THE REQUEST:
Copy out every line of the data exactly.

DATA PROVIDED:

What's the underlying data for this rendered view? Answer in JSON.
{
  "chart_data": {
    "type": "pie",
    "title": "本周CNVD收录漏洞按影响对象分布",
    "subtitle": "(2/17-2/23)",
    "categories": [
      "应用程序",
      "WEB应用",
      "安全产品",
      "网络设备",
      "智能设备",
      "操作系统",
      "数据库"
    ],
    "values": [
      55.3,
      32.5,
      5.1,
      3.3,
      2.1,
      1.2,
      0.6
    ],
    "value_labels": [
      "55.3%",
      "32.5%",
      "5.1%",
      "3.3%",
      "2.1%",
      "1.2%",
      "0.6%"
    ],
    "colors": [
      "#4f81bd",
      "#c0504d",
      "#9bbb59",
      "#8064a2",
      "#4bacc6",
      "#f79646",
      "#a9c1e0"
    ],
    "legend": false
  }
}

IN RESPONSE:
What's the underlying data for this rendered view? Answer in JSON.
{
  "chart_data": {
    "type": "pie",
    "title": "本周CNVD收录漏洞按影响对象分布",
    "subtitle": "(2/17-2/23)",
    "categories": [
      "应用程序",
      "WEB应用",
      "安全产品",
      "网络设备",
      "智能设备",
      "操作系统",
      "数据库"
    ],
    "values": [
      55.3,
      32.5,
      5.1,
      3.3,
      2.1,
      1.2,
      0.6
    ],
    "value_labels": [
      "55.3%",
      "32.5%",
      "5.1%",
      "3.3%",
      "2.1%",
      "1.2%",
      "0.6%"
    ],
    "colors": [
      "#4f81bd",
      "#c0504d",
      "#9bbb59",
      "#8064a2",
      "#4bacc6",
      "#f79646",
      "#a9c1e0"
    ],
    "legend": false
  }
}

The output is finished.